» **Direction**
Your answer should be only a number: how many lines include the word "лифтовых".

* begin *

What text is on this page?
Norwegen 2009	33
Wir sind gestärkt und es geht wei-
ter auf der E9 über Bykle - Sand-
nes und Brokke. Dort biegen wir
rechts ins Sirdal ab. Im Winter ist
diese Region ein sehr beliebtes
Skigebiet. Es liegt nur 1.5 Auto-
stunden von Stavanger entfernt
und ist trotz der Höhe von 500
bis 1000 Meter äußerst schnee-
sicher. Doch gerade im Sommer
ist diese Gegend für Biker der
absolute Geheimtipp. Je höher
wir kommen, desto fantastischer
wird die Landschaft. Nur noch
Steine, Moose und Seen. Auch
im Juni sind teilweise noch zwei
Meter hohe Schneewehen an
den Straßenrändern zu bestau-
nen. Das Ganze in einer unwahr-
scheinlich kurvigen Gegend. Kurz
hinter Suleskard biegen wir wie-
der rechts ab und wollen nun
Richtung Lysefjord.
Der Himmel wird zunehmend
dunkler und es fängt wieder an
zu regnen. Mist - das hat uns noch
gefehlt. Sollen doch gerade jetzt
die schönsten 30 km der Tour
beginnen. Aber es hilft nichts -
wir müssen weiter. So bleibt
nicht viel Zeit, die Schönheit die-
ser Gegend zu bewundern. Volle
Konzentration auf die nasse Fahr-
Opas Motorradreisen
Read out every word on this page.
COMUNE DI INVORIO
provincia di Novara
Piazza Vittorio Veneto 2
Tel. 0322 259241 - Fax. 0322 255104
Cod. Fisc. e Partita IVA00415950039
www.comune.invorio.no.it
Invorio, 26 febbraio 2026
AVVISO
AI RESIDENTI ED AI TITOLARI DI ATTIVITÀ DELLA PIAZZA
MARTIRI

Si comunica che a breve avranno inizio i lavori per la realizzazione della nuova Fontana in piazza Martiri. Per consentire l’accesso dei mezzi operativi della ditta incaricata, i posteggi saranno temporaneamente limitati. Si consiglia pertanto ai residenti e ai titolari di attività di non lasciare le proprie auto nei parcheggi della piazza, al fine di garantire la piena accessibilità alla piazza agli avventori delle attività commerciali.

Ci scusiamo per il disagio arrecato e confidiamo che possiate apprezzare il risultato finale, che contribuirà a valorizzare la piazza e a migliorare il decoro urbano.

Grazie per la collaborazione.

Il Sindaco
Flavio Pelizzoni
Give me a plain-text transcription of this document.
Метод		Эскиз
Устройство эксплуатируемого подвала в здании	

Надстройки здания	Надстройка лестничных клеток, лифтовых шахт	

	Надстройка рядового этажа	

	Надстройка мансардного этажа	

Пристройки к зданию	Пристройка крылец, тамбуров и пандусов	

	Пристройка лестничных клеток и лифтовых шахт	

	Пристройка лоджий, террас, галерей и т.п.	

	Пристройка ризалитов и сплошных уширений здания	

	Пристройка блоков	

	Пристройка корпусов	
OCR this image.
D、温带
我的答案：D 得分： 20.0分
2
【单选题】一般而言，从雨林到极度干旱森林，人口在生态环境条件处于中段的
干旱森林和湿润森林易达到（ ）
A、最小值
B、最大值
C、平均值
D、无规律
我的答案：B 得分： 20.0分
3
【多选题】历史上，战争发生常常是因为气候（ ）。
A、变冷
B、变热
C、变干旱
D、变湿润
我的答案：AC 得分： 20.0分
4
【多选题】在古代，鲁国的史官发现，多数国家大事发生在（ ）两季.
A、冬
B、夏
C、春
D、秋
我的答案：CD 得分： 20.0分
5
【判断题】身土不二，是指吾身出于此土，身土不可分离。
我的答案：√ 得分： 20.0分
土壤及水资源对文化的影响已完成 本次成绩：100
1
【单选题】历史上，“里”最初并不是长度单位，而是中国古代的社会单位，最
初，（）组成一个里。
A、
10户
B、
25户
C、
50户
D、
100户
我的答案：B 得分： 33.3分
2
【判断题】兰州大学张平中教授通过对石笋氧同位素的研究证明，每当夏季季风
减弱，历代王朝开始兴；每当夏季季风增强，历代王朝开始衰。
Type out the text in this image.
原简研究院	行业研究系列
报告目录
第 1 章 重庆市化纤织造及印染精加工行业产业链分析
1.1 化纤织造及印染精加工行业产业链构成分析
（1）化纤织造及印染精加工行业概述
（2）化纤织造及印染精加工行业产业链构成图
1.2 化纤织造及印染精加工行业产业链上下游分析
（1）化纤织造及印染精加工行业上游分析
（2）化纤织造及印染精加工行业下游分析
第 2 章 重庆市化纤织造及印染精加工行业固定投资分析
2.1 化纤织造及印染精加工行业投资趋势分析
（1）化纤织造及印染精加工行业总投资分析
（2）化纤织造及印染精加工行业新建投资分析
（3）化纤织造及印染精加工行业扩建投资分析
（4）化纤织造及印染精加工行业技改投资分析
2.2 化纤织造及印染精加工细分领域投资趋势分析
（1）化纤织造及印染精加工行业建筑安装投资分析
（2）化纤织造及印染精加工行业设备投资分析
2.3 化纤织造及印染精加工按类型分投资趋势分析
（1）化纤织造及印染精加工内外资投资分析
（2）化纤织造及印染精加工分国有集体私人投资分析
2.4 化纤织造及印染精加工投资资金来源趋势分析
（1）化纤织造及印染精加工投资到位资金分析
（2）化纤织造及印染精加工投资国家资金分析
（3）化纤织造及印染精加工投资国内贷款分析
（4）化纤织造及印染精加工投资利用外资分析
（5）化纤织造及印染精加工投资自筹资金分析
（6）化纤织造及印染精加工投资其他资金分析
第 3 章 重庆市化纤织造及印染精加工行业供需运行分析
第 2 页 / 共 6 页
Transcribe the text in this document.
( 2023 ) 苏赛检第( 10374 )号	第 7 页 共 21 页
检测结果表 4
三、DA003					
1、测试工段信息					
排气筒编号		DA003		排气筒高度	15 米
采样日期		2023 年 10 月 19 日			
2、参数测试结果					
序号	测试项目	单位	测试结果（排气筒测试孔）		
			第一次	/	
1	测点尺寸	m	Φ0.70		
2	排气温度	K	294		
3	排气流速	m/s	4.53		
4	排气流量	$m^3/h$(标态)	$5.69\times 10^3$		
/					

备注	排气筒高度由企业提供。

* end *

» **The completed task**
2